* [Written request]
Every record below is to be retyped exactly.

*** Data lines

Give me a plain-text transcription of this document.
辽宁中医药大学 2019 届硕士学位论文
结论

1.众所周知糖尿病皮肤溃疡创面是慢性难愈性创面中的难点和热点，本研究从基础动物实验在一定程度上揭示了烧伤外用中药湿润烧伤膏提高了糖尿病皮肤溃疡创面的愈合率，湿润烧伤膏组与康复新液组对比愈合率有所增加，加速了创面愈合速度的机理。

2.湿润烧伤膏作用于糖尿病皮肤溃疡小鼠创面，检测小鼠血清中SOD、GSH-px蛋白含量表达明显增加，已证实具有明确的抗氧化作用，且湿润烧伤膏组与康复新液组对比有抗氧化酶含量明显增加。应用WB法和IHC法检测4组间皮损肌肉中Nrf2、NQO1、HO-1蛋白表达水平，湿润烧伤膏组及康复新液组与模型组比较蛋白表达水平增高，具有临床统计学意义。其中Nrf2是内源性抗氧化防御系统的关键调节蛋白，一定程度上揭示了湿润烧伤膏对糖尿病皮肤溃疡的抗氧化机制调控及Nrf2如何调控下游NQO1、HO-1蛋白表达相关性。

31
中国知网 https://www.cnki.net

******

* [Reply]
Give me a plain-text transcription of this document.
辽宁中医药大学 2019 届硕士学位论文
结论

1.众所周知糖尿病皮肤溃疡创面是慢性难愈性创面中的难点和热点，本研究从基础动物实验在一定程度上揭示了烧伤外用中药湿润烧伤膏提高了糖尿病皮肤溃疡创面的愈合率，湿润烧伤膏组与康复新液组对比愈合率有所增加，加速了创面愈合速度的机理。

2.湿润烧伤膏作用于糖尿病皮肤溃疡小鼠创面，检测小鼠血清中SOD、GSH-px蛋白含量表达明显增加，已证实具有明确的抗氧化作用，且湿润烧伤膏组与康复新液组对比有抗氧化酶含量明显增加。应用WB法和IHC法检测4组间皮损肌肉中Nrf2、NQO1、HO-1蛋白表达水平，湿润烧伤膏组及康复新液组与模型组比较蛋白表达水平增高，具有临床统计学意义。其中Nrf2是内源性抗氧化防御系统的关键调节蛋白，一定程度上揭示了湿润烧伤膏对糖尿病皮肤溃疡的抗氧化机制调控及Nrf2如何调控下游NQO1、HO-1蛋白表达相关性。

31
中国知网 https://www.cnki.net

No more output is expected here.